# Start of Task data
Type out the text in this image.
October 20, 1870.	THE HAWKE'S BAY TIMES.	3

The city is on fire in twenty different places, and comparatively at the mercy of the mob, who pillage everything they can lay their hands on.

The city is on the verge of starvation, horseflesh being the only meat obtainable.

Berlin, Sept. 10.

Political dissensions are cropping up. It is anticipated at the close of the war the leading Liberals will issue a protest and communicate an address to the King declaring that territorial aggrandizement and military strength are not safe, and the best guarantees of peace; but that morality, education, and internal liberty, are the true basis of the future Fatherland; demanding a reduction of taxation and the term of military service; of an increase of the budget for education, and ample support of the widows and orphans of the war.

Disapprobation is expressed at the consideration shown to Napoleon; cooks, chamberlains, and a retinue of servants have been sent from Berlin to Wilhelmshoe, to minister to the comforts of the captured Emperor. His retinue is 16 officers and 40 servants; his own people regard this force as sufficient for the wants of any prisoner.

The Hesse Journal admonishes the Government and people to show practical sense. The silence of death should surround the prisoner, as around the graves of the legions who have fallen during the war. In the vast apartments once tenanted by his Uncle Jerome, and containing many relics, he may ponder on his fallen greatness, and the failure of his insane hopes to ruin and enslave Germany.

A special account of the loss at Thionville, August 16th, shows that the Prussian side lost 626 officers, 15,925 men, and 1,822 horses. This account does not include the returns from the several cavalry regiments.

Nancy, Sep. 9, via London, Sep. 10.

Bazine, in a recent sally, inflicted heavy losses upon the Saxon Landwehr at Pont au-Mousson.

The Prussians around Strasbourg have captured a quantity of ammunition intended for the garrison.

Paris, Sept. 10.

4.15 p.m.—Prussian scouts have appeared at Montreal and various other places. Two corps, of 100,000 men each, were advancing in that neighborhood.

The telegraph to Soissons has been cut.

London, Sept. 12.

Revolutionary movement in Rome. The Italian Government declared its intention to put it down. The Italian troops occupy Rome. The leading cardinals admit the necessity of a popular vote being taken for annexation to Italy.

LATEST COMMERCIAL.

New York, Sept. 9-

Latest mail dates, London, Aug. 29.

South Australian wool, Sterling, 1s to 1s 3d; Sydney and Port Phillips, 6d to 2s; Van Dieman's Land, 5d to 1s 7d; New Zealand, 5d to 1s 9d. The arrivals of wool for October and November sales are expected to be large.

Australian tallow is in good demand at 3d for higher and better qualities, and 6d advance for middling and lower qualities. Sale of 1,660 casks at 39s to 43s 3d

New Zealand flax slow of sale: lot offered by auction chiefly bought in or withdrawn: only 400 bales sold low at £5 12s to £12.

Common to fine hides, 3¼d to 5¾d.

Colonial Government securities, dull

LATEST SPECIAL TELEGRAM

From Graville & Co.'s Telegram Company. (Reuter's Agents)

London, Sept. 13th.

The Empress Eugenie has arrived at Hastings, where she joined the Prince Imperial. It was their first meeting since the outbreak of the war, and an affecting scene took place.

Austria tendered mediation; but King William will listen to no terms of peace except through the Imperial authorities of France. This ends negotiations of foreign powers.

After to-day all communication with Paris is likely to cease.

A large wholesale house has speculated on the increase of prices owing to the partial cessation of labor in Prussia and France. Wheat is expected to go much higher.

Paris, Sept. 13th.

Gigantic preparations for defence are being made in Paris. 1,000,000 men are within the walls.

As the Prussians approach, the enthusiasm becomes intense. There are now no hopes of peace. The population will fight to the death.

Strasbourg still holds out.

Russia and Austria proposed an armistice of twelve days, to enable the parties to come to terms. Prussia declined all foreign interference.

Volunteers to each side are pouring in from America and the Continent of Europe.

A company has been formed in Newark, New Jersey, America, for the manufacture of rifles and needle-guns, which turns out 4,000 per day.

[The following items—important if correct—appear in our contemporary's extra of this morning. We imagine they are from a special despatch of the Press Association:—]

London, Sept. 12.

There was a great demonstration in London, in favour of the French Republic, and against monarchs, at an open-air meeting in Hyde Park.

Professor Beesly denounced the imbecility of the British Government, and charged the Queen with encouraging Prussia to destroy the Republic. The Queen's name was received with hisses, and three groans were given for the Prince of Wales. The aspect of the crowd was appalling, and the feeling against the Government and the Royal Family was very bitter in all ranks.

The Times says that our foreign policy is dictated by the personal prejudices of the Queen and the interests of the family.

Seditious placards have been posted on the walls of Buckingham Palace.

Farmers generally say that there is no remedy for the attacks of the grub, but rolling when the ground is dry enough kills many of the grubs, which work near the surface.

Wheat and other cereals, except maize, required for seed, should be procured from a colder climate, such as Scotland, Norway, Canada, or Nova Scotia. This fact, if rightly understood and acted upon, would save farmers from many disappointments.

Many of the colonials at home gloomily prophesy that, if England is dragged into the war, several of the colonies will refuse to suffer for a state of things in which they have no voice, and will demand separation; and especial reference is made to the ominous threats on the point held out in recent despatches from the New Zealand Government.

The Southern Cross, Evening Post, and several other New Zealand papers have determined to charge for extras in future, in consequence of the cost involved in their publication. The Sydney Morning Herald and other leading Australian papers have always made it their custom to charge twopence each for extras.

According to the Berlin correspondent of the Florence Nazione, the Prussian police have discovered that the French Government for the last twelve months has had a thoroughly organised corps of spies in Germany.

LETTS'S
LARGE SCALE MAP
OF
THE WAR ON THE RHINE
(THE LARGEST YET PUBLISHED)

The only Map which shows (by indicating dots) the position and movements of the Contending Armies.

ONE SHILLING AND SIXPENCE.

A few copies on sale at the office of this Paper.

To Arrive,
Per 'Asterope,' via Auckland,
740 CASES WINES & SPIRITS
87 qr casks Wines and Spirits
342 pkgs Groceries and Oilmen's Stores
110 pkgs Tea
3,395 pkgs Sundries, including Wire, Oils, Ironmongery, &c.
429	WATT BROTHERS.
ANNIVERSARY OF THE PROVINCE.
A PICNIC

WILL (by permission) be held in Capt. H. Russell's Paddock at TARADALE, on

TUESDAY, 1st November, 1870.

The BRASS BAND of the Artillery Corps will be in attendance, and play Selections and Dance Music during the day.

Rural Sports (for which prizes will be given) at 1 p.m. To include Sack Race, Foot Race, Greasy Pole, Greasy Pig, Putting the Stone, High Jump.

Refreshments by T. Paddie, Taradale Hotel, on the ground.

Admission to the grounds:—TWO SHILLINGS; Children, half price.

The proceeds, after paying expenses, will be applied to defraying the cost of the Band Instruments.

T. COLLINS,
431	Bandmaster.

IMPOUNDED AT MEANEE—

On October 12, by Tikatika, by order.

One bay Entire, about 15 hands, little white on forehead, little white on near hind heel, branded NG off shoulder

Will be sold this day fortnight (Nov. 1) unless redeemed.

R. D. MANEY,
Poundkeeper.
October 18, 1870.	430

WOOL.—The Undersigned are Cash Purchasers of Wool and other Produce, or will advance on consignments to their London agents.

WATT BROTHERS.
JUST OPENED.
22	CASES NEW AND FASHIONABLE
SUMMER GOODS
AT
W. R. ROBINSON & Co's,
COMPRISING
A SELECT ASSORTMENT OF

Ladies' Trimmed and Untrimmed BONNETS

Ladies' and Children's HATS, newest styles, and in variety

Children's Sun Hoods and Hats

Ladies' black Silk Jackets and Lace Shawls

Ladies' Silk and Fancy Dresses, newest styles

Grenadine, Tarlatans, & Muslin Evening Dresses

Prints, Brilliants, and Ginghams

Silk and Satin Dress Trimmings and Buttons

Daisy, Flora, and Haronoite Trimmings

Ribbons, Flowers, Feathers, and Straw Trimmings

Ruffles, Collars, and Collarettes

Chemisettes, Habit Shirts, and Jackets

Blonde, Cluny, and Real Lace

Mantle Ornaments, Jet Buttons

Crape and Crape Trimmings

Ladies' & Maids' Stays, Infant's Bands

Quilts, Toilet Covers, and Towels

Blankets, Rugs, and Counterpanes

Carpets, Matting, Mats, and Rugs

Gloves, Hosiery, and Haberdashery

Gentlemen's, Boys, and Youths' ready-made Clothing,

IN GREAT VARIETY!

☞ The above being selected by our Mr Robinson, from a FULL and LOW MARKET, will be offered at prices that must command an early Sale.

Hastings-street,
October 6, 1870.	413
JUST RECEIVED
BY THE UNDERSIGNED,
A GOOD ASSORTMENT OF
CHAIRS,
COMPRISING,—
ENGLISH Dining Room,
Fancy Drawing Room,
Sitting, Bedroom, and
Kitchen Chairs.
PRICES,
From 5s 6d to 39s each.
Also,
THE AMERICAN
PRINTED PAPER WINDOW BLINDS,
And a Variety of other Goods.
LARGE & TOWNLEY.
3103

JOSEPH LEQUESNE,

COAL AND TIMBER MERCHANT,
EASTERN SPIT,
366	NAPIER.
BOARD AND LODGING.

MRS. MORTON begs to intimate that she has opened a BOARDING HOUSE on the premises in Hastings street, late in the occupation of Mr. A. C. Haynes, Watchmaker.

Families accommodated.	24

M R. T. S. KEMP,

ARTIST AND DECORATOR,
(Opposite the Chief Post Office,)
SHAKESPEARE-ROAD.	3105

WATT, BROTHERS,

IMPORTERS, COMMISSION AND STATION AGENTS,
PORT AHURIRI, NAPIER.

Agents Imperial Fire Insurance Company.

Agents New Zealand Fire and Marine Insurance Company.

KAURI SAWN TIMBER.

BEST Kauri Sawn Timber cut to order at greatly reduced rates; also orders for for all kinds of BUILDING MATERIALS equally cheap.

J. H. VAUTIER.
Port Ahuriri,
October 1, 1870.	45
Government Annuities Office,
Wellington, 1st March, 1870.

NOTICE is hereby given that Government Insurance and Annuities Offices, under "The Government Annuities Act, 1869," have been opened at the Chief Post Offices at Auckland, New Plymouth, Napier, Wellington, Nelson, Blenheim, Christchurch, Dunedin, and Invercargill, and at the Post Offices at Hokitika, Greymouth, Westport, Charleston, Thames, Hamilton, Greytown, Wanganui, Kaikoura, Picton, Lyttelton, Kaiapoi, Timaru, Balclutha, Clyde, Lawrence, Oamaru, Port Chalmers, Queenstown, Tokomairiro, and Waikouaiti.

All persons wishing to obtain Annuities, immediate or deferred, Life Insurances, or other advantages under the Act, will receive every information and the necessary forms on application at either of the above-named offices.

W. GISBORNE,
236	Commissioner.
# End of Task data
- The task
In the entries above, find each line with the string "city" and copy it.

- Solution below
The city is on fire in twenty different places, and comparatively at the mercy of the mob, who pillage everything they can lay their hands on.
The city is on the verge of starvation, horseflesh being the only meat obtainable.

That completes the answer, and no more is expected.